Entries from a dataset:
┌──
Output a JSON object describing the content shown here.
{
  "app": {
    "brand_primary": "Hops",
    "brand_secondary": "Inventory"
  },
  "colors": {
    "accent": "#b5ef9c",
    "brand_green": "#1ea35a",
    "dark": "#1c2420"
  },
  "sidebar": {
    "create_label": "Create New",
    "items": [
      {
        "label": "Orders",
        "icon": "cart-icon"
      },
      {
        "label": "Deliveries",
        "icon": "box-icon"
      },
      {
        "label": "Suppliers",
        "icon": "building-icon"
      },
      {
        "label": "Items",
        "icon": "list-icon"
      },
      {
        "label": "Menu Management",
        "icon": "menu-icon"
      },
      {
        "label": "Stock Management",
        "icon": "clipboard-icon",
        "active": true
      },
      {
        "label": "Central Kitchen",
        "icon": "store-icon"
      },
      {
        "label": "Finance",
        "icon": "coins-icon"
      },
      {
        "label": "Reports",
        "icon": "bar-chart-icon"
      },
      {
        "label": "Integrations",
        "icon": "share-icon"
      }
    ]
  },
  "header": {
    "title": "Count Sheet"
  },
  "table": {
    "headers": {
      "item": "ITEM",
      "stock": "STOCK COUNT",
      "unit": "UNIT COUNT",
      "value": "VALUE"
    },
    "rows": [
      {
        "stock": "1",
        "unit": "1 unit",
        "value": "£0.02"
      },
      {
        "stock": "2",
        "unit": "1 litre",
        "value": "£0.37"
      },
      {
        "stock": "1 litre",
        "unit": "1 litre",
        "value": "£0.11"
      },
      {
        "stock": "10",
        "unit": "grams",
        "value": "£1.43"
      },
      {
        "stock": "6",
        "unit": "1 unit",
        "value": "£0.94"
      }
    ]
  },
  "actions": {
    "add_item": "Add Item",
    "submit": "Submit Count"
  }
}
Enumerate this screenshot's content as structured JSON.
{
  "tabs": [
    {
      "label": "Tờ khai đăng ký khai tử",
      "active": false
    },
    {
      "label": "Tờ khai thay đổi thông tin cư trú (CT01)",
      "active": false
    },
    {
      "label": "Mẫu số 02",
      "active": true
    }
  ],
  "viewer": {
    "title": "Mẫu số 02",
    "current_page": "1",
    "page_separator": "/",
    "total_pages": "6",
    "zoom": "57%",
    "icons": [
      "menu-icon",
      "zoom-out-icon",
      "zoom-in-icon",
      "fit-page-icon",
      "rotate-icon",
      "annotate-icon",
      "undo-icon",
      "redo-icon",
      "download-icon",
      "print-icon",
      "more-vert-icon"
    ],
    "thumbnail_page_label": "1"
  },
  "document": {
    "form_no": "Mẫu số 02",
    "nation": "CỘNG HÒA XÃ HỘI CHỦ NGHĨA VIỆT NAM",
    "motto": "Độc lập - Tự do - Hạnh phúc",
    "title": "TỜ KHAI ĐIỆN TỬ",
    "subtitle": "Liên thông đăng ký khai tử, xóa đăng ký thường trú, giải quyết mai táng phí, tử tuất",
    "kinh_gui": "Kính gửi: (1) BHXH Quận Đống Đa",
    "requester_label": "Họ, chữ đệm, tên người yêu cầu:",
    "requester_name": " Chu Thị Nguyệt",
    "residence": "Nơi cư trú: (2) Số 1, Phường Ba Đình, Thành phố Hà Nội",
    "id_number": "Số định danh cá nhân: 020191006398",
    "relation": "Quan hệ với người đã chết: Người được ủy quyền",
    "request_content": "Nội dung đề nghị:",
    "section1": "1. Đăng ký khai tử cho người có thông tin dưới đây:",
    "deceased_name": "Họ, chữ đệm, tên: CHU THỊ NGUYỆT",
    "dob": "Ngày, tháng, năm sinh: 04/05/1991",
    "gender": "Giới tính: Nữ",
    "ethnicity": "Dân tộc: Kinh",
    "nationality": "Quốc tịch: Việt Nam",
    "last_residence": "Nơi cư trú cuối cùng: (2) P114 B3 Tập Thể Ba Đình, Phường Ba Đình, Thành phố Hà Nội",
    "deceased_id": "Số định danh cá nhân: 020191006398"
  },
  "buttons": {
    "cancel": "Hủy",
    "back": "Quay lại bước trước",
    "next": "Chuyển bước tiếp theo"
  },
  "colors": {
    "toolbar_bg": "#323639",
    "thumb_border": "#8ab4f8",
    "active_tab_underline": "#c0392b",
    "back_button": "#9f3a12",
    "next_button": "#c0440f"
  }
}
└──
Work instructions:
Print again each line of the listing above, exactly as it appears.

Solution for this exercise:
Output a JSON object describing the content shown here.
{
  "app": {
    "brand_primary": "Hops",
    "brand_secondary": "Inventory"
  },
  "colors": {
    "accent": "#b5ef9c",
    "brand_green": "#1ea35a",
    "dark": "#1c2420"
  },
  "sidebar": {
    "create_label": "Create New",
    "items": [
      {
        "label": "Orders",
        "icon": "cart-icon"
      },
      {
        "label": "Deliveries",
        "icon": "box-icon"
      },
      {
        "label": "Suppliers",
        "icon": "building-icon"
      },
      {
        "label": "Items",
        "icon": "list-icon"
      },
      {
        "label": "Menu Management",
        "icon": "menu-icon"
      },
      {
        "label": "Stock Management",
        "icon": "clipboard-icon",
        "active": true
      },
      {
        "label": "Central Kitchen",
        "icon": "store-icon"
      },
      {
        "label": "Finance",
        "icon": "coins-icon"
      },
      {
        "label": "Reports",
        "icon": "bar-chart-icon"
      },
      {
        "label": "Integrations",
        "icon": "share-icon"
      }
    ]
  },
  "header": {
    "title": "Count Sheet"
  },
  "table": {
    "headers": {
      "item": "ITEM",
      "stock": "STOCK COUNT",
      "unit": "UNIT COUNT",
      "value": "VALUE"
    },
    "rows": [
      {
        "stock": "1",
        "unit": "1 unit",
        "value": "£0.02"
      },
      {
        "stock": "2",
        "unit": "1 litre",
        "value": "£0.37"
      },
      {
        "stock": "1 litre",
        "unit": "1 litre",
        "value": "£0.11"
      },
      {
        "stock": "10",
        "unit": "grams",
        "value": "£1.43"
      },
      {
        "stock": "6",
        "unit": "1 unit",
        "value": "£0.94"
      }
    ]
  },
  "actions": {
    "add_item": "Add Item",
    "submit": "Submit Count"
  }
}
Enumerate this screenshot's content as structured JSON.
{
  "tabs": [
    {
      "label": "Tờ khai đăng ký khai tử",
      "active": false
    },
    {
      "label": "Tờ khai thay đổi thông tin cư trú (CT01)",
      "active": false
    },
    {
      "label": "Mẫu số 02",
      "active": true
    }
  ],
  "viewer": {
    "title": "Mẫu số 02",
    "current_page": "1",
    "page_separator": "/",
    "total_pages": "6",
    "zoom": "57%",
    "icons": [
      "menu-icon",
      "zoom-out-icon",
      "zoom-in-icon",
      "fit-page-icon",
      "rotate-icon",
      "annotate-icon",
      "undo-icon",
      "redo-icon",
      "download-icon",
      "print-icon",
      "more-vert-icon"
    ],
    "thumbnail_page_label": "1"
  },
  "document": {
    "form_no": "Mẫu số 02",
    "nation": "CỘNG HÒA XÃ HỘI CHỦ NGHĨA VIỆT NAM",
    "motto": "Độc lập - Tự do - Hạnh phúc",
    "title": "TỜ KHAI ĐIỆN TỬ",
    "subtitle": "Liên thông đăng ký khai tử, xóa đăng ký thường trú, giải quyết mai táng phí, tử tuất",
    "kinh_gui": "Kính gửi: (1) BHXH Quận Đống Đa",
    "requester_label": "Họ, chữ đệm, tên người yêu cầu:",
    "requester_name": " Chu Thị Nguyệt",
    "residence": "Nơi cư trú: (2) Số 1, Phường Ba Đình, Thành phố Hà Nội",
    "id_number": "Số định danh cá nhân: 020191006398",
    "relation": "Quan hệ với người đã chết: Người được ủy quyền",
    "request_content": "Nội dung đề nghị:",
    "section1": "1. Đăng ký khai tử cho người có thông tin dưới đây:",
    "deceased_name": "Họ, chữ đệm, tên: CHU THỊ NGUYỆT",
    "dob": "Ngày, tháng, năm sinh: 04/05/1991",
    "gender": "Giới tính: Nữ",
    "ethnicity": "Dân tộc: Kinh",
    "nationality": "Quốc tịch: Việt Nam",
    "last_residence": "Nơi cư trú cuối cùng: (2) P114 B3 Tập Thể Ba Đình, Phường Ba Đình, Thành phố Hà Nội",
    "deceased_id": "Số định danh cá nhân: 020191006398"
  },
  "buttons": {
    "cancel": "Hủy",
    "back": "Quay lại bước trước",
    "next": "Chuyển bước tiếp theo"
  },
  "colors": {
    "toolbar_bg": "#323639",
    "thumb_border": "#8ab4f8",
    "active_tab_underline": "#c0392b",
    "back_button": "#9f3a12",
    "next_button": "#c0440f"
  }
}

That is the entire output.